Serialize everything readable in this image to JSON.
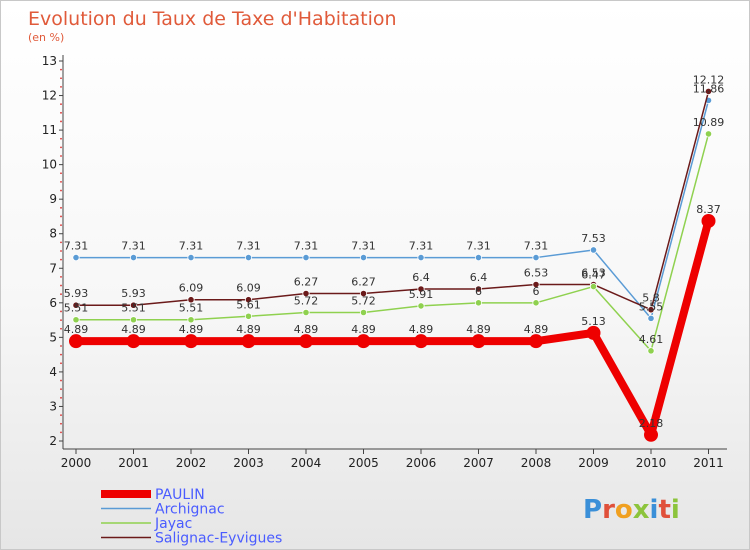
{
  "title": "Evolution du Taux de Taxe d'Habitation",
  "unit": "(en %)",
  "brand": "Proxiti",
  "chart_data": {
    "type": "line",
    "x": [
      "2000",
      "2001",
      "2002",
      "2003",
      "2004",
      "2005",
      "2006",
      "2007",
      "2008",
      "2009",
      "2010",
      "2011"
    ],
    "y_ticks": [
      2,
      3,
      4,
      5,
      6,
      7,
      8,
      9,
      10,
      11,
      12,
      13
    ],
    "ylim": [
      2,
      13
    ],
    "grid": false,
    "legend_position": "bottom-left",
    "series": [
      {
        "name": "PAULIN",
        "color": "#ee0000",
        "values": [
          4.89,
          4.89,
          4.89,
          4.89,
          4.89,
          4.89,
          4.89,
          4.89,
          4.89,
          5.13,
          2.18,
          8.37
        ],
        "labels": [
          "4.89",
          "4.89",
          "4.89",
          "4.89",
          "4.89",
          "4.89",
          "4.89",
          "4.89",
          "4.89",
          "5.13",
          "2.18",
          "8.37"
        ]
      },
      {
        "name": "Archignac",
        "color": "#5a9bd5",
        "values": [
          7.31,
          7.31,
          7.31,
          7.31,
          7.31,
          7.31,
          7.31,
          7.31,
          7.31,
          7.53,
          5.55,
          11.86
        ],
        "labels": [
          "7.31",
          "7.31",
          "7.31",
          "7.31",
          "7.31",
          "7.31",
          "7.31",
          "7.31",
          "7.31",
          "7.53",
          "5.55",
          "11.86"
        ]
      },
      {
        "name": "Jayac",
        "color": "#8fd14f",
        "values": [
          5.51,
          5.51,
          5.51,
          5.61,
          5.72,
          5.72,
          5.91,
          6,
          6,
          6.47,
          4.61,
          10.89
        ],
        "labels": [
          "5.51",
          "5.51",
          "5.51",
          "5.61",
          "5.72",
          "5.72",
          "5.91",
          "6",
          "6",
          "6.47",
          "4.61",
          "10.89"
        ]
      },
      {
        "name": "Salignac-Eyvigues",
        "color": "#6b1a1a",
        "values": [
          5.93,
          5.93,
          6.09,
          6.09,
          6.27,
          6.27,
          6.4,
          6.4,
          6.53,
          6.53,
          5.8,
          12.12
        ],
        "labels": [
          "5.93",
          "5.93",
          "6.09",
          "6.09",
          "6.27",
          "6.27",
          "6.4",
          "6.4",
          "6.53",
          "6.53",
          "5.8",
          "12.12"
        ]
      }
    ]
  }
}
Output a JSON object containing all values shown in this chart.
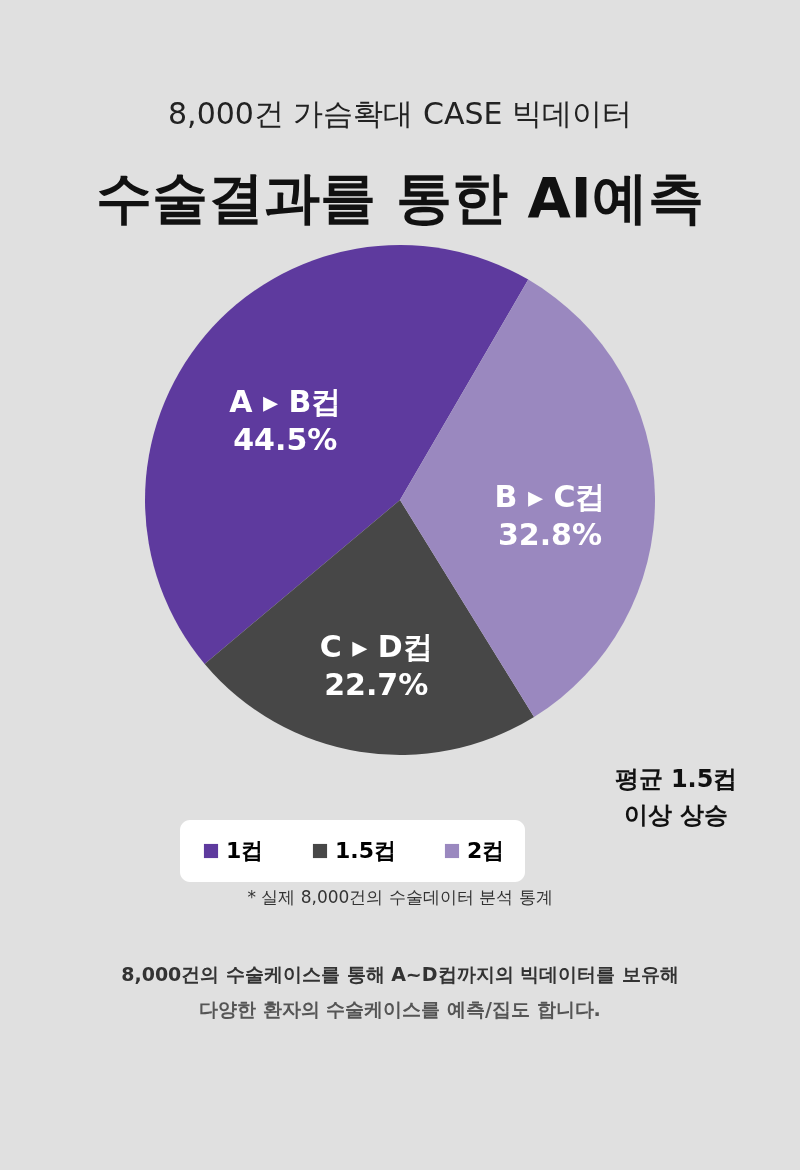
{
  "chart_data": {
    "type": "pie",
    "subtitle": "8,000건 가슴확대 CASE 빅데이터",
    "title": "수술결과를 통한 AI예측",
    "categories": [
      "1컵",
      "1.5컵",
      "2컵"
    ],
    "values": [
      44.5,
      22.7,
      32.8
    ],
    "colors": [
      "#5e3a9e",
      "#474747",
      "#9a88bf"
    ],
    "value_labels": [
      "A ▸ B컵\n44.5%",
      "C ▸ D컵\n22.7%",
      "B ▸ C컵\n32.8%"
    ],
    "legend": "bottom",
    "annotations": [
      "평균 1.5컵\n이상 상승",
      "* 실제 8,000건의 수술데이터 분석 통계",
      "8,000건의 수술케이스를 통해 A~D컵까지의 빅데이터를 보유해",
      "다양한 환자의 수술케이스를 예측/집도 합니다."
    ]
  }
}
========
Problem description: Look through the records and gather each line with the word "수술케이스를".

Complete response:
      "8,000건의 수술케이스를 통해 A~D컵까지의 빅데이터를 보유해",
      "다양한 환자의 수술케이스를 예측/집도 합니다."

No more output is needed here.